**Stated goal:**
The entries below should be output exactly as written.

**Rows:**
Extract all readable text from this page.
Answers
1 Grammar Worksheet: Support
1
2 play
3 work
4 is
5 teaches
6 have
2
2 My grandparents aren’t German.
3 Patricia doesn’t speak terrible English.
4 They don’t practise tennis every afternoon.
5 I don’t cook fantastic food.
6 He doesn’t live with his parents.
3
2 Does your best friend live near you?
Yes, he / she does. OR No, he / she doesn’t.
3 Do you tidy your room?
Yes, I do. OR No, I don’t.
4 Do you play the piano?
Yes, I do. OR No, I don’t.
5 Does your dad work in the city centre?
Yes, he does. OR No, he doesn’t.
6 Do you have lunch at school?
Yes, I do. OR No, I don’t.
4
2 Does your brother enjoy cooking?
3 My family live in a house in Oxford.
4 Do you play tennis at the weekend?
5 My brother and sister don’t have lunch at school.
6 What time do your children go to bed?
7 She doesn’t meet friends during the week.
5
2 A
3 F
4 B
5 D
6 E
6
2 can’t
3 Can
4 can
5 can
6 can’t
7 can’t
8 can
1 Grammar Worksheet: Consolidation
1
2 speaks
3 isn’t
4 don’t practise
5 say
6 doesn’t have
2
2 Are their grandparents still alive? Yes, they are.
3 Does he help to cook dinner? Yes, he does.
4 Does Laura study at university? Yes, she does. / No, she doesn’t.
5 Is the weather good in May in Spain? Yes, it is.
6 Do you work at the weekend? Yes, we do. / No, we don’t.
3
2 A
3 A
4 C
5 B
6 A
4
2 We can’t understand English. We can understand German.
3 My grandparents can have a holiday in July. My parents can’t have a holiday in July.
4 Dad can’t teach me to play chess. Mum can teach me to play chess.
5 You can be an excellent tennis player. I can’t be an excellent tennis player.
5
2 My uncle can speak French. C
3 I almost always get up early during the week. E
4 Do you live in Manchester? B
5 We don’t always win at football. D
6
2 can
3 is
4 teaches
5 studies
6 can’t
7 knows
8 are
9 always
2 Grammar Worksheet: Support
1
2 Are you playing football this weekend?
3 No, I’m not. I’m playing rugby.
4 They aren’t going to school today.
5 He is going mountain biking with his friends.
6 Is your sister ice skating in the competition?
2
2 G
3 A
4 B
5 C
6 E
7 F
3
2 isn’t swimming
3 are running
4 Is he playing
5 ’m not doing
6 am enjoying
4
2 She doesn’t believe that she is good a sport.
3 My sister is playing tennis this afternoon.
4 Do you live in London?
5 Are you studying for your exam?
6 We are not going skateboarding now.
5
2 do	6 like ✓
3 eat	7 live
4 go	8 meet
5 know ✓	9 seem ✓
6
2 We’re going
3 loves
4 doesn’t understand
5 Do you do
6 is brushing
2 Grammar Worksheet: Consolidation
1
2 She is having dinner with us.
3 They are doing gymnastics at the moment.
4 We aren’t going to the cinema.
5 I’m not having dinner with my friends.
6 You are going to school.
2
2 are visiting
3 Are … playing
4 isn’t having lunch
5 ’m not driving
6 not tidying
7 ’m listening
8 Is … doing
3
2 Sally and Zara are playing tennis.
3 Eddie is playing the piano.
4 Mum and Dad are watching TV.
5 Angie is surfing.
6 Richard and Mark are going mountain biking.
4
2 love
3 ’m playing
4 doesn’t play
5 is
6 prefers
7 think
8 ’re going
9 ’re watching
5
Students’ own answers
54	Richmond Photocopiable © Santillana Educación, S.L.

**Result of this task:**
Extract all readable text from this page.
Answers
1 Grammar Worksheet: Support
1
2 play
3 work
4 is
5 teaches
6 have
2
2 My grandparents aren’t German.
3 Patricia doesn’t speak terrible English.
4 They don’t practise tennis every afternoon.
5 I don’t cook fantastic food.
6 He doesn’t live with his parents.
3
2 Does your best friend live near you?
Yes, he / she does. OR No, he / she doesn’t.
3 Do you tidy your room?
Yes, I do. OR No, I don’t.
4 Do you play the piano?
Yes, I do. OR No, I don’t.
5 Does your dad work in the city centre?
Yes, he does. OR No, he doesn’t.
6 Do you have lunch at school?
Yes, I do. OR No, I don’t.
4
2 Does your brother enjoy cooking?
3 My family live in a house in Oxford.
4 Do you play tennis at the weekend?
5 My brother and sister don’t have lunch at school.
6 What time do your children go to bed?
7 She doesn’t meet friends during the week.
5
2 A
3 F
4 B
5 D
6 E
6
2 can’t
3 Can
4 can
5 can
6 can’t
7 can’t
8 can
1 Grammar Worksheet: Consolidation
1
2 speaks
3 isn’t
4 don’t practise
5 say
6 doesn’t have
2
2 Are their grandparents still alive? Yes, they are.
3 Does he help to cook dinner? Yes, he does.
4 Does Laura study at university? Yes, she does. / No, she doesn’t.
5 Is the weather good in May in Spain? Yes, it is.
6 Do you work at the weekend? Yes, we do. / No, we don’t.
3
2 A
3 A
4 C
5 B
6 A
4
2 We can’t understand English. We can understand German.
3 My grandparents can have a holiday in July. My parents can’t have a holiday in July.
4 Dad can’t teach me to play chess. Mum can teach me to play chess.
5 You can be an excellent tennis player. I can’t be an excellent tennis player.
5
2 My uncle can speak French. C
3 I almost always get up early during the week. E
4 Do you live in Manchester? B
5 We don’t always win at football. D
6
2 can
3 is
4 teaches
5 studies
6 can’t
7 knows
8 are
9 always
2 Grammar Worksheet: Support
1
2 Are you playing football this weekend?
3 No, I’m not. I’m playing rugby.
4 They aren’t going to school today.
5 He is going mountain biking with his friends.
6 Is your sister ice skating in the competition?
2
2 G
3 A
4 B
5 C
6 E
7 F
3
2 isn’t swimming
3 are running
4 Is he playing
5 ’m not doing
6 am enjoying
4
2 She doesn’t believe that she is good a sport.
3 My sister is playing tennis this afternoon.
4 Do you live in London?
5 Are you studying for your exam?
6 We are not going skateboarding now.
5
2 do	6 like ✓
3 eat	7 live
4 go	8 meet
5 know ✓	9 seem ✓
6
2 We’re going
3 loves
4 doesn’t understand
5 Do you do
6 is brushing
2 Grammar Worksheet: Consolidation
1
2 She is having dinner with us.
3 They are doing gymnastics at the moment.
4 We aren’t going to the cinema.
5 I’m not having dinner with my friends.
6 You are going to school.
2
2 are visiting
3 Are … playing
4 isn’t having lunch
5 ’m not driving
6 not tidying
7 ’m listening
8 Is … doing
3
2 Sally and Zara are playing tennis.
3 Eddie is playing the piano.
4 Mum and Dad are watching TV.
5 Angie is surfing.
6 Richard and Mark are going mountain biking.
4
2 love
3 ’m playing
4 doesn’t play
5 is
6 prefers
7 think
8 ’re going
9 ’re watching
5
Students’ own answers
54	Richmond Photocopiable © Santillana Educación, S.L.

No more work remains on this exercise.